• **DIRECTION**: Your task is to filter the data below down to the lines holding "text".

• **INPUT ROWS**:
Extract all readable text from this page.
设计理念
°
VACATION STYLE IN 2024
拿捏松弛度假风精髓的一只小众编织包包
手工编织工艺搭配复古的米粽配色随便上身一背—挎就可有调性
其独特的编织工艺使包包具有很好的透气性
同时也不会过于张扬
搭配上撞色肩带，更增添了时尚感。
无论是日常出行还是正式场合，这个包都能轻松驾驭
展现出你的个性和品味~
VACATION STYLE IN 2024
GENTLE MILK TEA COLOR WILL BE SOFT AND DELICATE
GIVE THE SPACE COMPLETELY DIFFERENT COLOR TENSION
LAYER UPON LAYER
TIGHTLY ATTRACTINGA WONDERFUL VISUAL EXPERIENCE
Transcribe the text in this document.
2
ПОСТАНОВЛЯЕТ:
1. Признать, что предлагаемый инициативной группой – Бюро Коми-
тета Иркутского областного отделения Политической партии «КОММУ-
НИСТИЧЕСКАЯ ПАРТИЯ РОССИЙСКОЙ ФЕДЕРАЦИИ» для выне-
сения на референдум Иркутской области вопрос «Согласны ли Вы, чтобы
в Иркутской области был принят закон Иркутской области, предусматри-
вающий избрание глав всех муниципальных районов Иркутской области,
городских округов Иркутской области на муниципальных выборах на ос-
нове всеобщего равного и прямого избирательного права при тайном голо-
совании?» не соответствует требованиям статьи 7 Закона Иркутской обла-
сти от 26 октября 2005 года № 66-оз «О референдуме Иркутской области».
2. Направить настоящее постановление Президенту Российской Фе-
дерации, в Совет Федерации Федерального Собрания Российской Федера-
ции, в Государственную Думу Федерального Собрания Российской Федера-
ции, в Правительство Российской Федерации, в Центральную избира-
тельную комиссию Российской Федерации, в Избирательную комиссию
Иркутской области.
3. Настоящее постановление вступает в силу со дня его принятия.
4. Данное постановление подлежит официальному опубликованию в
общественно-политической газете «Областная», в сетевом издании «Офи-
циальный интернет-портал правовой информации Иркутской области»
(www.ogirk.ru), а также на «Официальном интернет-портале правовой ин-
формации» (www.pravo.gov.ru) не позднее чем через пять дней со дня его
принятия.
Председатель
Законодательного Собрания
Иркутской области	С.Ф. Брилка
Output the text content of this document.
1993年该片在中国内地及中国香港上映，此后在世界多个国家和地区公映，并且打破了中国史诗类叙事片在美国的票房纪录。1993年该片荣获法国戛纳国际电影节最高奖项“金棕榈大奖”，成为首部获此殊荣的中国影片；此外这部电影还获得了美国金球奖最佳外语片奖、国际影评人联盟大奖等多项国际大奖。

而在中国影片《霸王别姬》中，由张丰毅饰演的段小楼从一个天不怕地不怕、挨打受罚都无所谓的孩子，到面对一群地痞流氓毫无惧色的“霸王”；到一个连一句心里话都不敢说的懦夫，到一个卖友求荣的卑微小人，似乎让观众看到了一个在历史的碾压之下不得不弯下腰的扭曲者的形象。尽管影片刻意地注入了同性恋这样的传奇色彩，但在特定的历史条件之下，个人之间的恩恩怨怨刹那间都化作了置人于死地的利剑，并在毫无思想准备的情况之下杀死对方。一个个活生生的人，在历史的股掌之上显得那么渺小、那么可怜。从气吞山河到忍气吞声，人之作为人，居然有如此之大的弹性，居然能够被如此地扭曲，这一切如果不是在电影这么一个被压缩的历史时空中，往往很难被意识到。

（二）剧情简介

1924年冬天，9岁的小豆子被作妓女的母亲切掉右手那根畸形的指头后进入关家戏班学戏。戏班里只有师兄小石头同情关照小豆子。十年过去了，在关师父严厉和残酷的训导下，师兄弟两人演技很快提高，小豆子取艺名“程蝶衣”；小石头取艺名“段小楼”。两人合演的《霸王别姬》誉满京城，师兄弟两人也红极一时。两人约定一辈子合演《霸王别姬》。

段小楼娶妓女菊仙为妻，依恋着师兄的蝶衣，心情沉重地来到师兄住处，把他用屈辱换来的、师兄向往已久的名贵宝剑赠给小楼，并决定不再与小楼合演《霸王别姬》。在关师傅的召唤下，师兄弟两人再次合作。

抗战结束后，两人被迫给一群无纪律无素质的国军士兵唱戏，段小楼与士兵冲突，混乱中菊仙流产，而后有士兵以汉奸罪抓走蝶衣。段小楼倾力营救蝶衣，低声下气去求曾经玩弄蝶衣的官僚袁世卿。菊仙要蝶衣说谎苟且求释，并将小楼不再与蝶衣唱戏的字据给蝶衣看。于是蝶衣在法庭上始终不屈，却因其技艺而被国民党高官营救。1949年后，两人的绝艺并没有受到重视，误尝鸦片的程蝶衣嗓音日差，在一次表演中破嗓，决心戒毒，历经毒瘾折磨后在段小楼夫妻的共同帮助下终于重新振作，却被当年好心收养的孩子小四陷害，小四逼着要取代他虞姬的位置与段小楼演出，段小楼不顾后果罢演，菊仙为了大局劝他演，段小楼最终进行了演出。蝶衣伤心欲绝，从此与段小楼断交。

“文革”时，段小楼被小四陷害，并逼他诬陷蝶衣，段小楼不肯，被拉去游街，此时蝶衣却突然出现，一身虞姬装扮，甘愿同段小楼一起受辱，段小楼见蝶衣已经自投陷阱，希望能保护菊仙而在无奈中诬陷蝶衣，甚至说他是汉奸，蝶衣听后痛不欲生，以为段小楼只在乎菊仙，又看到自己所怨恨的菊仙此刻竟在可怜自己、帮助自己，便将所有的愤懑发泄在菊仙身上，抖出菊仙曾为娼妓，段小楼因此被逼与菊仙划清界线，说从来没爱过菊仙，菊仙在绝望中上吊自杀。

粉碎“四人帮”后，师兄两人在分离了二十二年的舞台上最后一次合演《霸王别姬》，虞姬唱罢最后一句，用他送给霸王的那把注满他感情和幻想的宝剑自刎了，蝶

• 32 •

• **RESPONSE TO THE EXERCISE**:
Extract all readable text from this page.
Transcribe the text in this document.
Output the text content of this document.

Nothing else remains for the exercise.